* [PROVIDED DATA]:
....................

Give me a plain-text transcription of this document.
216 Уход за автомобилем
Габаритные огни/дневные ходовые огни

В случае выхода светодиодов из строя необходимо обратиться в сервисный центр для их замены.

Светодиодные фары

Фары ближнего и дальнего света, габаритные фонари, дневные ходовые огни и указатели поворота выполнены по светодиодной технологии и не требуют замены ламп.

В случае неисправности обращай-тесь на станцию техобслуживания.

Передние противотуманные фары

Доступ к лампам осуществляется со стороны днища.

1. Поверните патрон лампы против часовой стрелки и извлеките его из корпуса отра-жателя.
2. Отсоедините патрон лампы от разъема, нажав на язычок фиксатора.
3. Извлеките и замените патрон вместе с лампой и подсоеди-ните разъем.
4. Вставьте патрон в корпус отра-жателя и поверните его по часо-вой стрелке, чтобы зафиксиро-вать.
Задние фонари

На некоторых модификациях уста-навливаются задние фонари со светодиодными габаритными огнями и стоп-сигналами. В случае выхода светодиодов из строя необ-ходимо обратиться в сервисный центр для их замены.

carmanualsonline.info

....................

* [SET TASK]: Identify every line where the string "ходовые" appears.

* [TASK RESULT]:
Габаритные огни/дневные ходовые огни
Фары ближнего и дальнего света, габаритные фонари, дневные ходовые огни и указатели поворота выполнены по светодиодной технологии и не требуют замены ламп.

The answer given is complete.